_Exercise requirements:_ Rewrite the stretch of items from the start through the line containing "x-tick-label: 4 — [439, 577, 449, 597]", changing every "data-point" to "marker" and leaving everything else unchanged.
━━━━━━━━━━━━━━━━━━━━━━━━━━━━━━
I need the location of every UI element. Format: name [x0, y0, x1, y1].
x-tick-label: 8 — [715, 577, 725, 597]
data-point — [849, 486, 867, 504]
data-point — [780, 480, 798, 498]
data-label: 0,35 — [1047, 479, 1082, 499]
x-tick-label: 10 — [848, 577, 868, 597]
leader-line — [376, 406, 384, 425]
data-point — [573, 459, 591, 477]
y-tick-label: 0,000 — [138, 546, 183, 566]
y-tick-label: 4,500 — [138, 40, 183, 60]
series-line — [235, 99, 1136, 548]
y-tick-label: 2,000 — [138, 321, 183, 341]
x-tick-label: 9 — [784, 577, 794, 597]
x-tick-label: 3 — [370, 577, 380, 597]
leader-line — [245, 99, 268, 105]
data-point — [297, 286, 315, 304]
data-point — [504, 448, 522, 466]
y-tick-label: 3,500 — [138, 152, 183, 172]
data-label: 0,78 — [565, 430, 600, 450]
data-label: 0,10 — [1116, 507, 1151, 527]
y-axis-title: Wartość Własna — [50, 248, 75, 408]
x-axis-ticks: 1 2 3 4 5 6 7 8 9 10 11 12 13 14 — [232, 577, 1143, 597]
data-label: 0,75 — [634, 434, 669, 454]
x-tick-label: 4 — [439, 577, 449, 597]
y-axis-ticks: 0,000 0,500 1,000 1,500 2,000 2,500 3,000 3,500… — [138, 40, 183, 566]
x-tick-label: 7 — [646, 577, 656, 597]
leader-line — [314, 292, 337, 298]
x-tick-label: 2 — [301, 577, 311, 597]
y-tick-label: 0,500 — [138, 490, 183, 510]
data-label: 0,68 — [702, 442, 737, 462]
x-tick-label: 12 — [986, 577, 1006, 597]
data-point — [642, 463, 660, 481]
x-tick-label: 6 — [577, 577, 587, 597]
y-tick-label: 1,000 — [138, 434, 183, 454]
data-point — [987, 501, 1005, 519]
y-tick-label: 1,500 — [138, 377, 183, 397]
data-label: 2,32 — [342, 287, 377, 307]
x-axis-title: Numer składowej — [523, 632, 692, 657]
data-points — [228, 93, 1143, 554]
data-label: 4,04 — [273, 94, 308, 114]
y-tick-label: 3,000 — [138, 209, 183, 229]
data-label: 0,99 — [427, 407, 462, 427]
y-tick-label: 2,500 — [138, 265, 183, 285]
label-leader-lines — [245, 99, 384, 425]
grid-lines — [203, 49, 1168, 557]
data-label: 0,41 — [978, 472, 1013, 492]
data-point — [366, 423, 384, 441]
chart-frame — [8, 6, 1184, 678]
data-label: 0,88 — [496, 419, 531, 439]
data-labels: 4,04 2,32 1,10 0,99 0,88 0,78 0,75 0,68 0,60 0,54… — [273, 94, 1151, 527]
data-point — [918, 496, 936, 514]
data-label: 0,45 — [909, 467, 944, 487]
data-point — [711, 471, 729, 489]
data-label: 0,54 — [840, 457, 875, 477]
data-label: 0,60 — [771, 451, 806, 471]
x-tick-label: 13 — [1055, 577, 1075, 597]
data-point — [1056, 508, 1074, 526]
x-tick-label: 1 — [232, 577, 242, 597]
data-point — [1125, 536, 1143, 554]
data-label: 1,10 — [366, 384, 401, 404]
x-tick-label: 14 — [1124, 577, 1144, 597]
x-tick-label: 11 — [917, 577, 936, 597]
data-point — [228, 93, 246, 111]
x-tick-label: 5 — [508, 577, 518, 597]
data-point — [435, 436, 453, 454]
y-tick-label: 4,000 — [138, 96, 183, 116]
━━━━━━━━━━━━━━━━━━━━━━━━━━━━━━
_Output below:_
I need the location of every UI element. Format: name [x0, y0, x1, y1].
x-tick-label: 8 — [715, 577, 725, 597]
marker — [849, 486, 867, 504]
marker — [780, 480, 798, 498]
data-label: 0,35 — [1047, 479, 1082, 499]
x-tick-label: 10 — [848, 577, 868, 597]
leader-line — [376, 406, 384, 425]
marker — [573, 459, 591, 477]
y-tick-label: 0,000 — [138, 546, 183, 566]
y-tick-label: 4,500 — [138, 40, 183, 60]
series-line — [235, 99, 1136, 548]
y-tick-label: 2,000 — [138, 321, 183, 341]
x-tick-label: 9 — [784, 577, 794, 597]
x-tick-label: 3 — [370, 577, 380, 597]
leader-line — [245, 99, 268, 105]
marker — [297, 286, 315, 304]
marker — [504, 448, 522, 466]
y-tick-label: 3,500 — [138, 152, 183, 172]
data-label: 0,78 — [565, 430, 600, 450]
data-label: 0,10 — [1116, 507, 1151, 527]
y-axis-title: Wartość Własna — [50, 248, 75, 408]
x-axis-ticks: 1 2 3 4 5 6 7 8 9 10 11 12 13 14 — [232, 577, 1143, 597]
data-label: 0,75 — [634, 434, 669, 454]
x-tick-label: 4 — [439, 577, 449, 597]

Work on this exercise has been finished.